● **GIVEN PROBLEM**: Turn every non-blank line of the records below into a Markdown table with two columns, Row for the running number and Line for the line itself.

● **MATERIAL FOR THE TASK**:
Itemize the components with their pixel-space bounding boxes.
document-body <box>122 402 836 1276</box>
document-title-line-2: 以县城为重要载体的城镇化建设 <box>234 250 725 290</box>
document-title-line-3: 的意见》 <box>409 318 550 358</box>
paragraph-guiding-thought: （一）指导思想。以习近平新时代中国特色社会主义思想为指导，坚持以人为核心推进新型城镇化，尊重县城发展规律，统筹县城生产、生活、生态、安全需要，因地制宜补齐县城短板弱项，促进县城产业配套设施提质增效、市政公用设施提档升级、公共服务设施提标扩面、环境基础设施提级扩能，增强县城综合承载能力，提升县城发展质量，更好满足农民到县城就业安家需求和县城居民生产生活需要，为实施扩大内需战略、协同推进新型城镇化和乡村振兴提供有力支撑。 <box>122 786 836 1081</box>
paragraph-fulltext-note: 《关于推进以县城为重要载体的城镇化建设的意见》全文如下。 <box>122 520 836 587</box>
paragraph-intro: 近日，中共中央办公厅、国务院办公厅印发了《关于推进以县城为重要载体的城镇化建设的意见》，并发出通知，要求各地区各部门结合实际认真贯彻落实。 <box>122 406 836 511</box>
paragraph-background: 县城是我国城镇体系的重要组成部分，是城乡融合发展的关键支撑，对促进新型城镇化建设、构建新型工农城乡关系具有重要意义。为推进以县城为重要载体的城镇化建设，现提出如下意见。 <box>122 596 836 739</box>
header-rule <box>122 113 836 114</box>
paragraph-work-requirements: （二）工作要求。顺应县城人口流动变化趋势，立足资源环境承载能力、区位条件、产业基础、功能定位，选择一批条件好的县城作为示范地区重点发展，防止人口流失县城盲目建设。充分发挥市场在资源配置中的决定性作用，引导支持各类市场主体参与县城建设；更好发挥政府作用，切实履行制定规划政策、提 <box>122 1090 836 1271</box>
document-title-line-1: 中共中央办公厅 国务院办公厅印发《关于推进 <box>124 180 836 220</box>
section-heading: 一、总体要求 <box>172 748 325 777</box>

● **ANSWER FOR THIS EXERCISE**:
| Row | Line |
|---|---|
| 1 | Itemize the components with their pixel-space bounding boxes. |
| 2 | document-body <box>122 402 836 1276</box> |
| 3 | document-title-line-2: 以县城为重要载体的城镇化建设 <box>234 250 725 290</box> |
| 4 | document-title-line-3: 的意见》 <box>409 318 550 358</box> |
| 5 | paragraph-guiding-thought: （一）指导思想。以习近平新时代中国特色社会主义思想为指导，坚持以人为核心推进新型城镇化，尊重县城发展规律，统筹县城生产、生活、生态、安全需要，因地制宜补齐县城短板弱项，促进县城产业配套设施提质增效、市政公用设施提档升级、公共服务设施提标扩面、环境基础设施提级扩能，增强县城综合承载能力，提升县城发展质量，更好满足农民到县城就业安家需求和县城居民生产生活需要，为实施扩大内需战略、协同推进新型城镇化和乡村振兴提供有力支撑。 <box>122 786 836 1081</box> |
| 6 | paragraph-fulltext-note: 《关于推进以县城为重要载体的城镇化建设的意见》全文如下。 <box>122 520 836 587</box> |
| 7 | paragraph-intro: 近日，中共中央办公厅、国务院办公厅印发了《关于推进以县城为重要载体的城镇化建设的意见》，并发出通知，要求各地区各部门结合实际认真贯彻落实。 <box>122 406 836 511</box> |
| 8 | paragraph-background: 县城是我国城镇体系的重要组成部分，是城乡融合发展的关键支撑，对促进新型城镇化建设、构建新型工农城乡关系具有重要意义。为推进以县城为重要载体的城镇化建设，现提出如下意见。 <box>122 596 836 739</box> |
| 9 | header-rule <box>122 113 836 114</box> |
| 10 | paragraph-work-requirements: （二）工作要求。顺应县城人口流动变化趋势，立足资源环境承载能力、区位条件、产业基础、功能定位，选择一批条件好的县城作为示范地区重点发展，防止人口流失县城盲目建设。充分发挥市场在资源配置中的决定性作用，引导支持各类市场主体参与县城建设；更好发挥政府作用，切实履行制定规划政策、提 <box>122 1090 836 1271</box> |
| 11 | document-title-line-1: 中共中央办公厅 国务院办公厅印发《关于推进 <box>124 180 836 220</box> |
| 12 | section-heading: 一、总体要求 <box>172 748 325 777</box> |